[SET EXERCISE]:
Gather all lines in the entries that include the word "Democrazie".
## START RECORD SET
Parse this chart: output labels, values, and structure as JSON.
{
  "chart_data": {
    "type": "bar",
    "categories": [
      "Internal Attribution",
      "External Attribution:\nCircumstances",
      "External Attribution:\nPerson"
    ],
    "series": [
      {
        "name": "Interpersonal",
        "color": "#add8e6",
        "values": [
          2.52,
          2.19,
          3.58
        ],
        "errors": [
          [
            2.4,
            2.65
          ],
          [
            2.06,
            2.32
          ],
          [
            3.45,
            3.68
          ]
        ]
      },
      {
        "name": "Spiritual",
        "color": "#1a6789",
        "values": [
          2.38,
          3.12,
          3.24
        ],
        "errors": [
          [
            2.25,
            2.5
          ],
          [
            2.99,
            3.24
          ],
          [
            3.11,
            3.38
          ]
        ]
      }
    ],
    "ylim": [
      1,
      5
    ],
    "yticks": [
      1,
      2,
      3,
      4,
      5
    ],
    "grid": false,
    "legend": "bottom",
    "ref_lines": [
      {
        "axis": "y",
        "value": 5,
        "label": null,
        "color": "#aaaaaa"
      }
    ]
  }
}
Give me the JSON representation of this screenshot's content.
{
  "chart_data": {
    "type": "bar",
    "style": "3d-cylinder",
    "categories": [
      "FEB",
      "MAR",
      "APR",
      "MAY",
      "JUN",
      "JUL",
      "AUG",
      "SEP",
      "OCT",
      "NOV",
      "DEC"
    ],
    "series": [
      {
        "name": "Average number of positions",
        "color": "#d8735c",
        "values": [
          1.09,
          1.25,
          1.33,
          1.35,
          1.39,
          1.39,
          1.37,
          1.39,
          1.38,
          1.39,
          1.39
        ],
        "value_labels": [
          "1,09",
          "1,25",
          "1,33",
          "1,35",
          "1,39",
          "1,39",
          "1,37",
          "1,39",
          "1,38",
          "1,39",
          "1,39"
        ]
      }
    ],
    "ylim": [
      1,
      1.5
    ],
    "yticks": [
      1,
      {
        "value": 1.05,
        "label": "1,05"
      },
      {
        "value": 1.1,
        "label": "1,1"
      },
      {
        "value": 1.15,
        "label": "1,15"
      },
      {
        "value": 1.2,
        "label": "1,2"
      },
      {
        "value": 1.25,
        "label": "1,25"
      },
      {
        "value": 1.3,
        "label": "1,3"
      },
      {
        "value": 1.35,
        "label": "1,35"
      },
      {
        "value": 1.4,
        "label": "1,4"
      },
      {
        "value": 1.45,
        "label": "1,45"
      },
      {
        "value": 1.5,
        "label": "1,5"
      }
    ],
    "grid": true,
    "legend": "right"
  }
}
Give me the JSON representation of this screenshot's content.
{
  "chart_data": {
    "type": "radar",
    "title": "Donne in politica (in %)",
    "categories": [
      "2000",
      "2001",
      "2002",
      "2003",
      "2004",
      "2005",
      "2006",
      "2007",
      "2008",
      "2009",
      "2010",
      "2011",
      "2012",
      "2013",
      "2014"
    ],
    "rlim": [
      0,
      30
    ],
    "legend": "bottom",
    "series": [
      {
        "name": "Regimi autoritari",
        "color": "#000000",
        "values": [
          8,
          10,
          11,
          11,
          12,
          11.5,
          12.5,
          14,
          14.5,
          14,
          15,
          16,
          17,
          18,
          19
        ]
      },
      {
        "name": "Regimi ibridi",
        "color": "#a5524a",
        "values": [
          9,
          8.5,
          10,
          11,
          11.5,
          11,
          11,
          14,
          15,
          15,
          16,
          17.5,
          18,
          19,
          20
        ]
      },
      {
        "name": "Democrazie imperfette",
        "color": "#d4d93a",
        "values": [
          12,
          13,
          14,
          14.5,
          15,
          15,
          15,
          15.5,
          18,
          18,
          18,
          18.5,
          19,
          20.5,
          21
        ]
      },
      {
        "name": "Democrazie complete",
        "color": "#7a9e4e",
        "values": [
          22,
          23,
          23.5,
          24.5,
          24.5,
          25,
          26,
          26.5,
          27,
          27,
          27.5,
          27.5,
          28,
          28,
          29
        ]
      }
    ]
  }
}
## END RECORD SET
[REPLY TO THE TASK]:
        "name": "Democrazie imperfette",
        "name": "Democrazie complete",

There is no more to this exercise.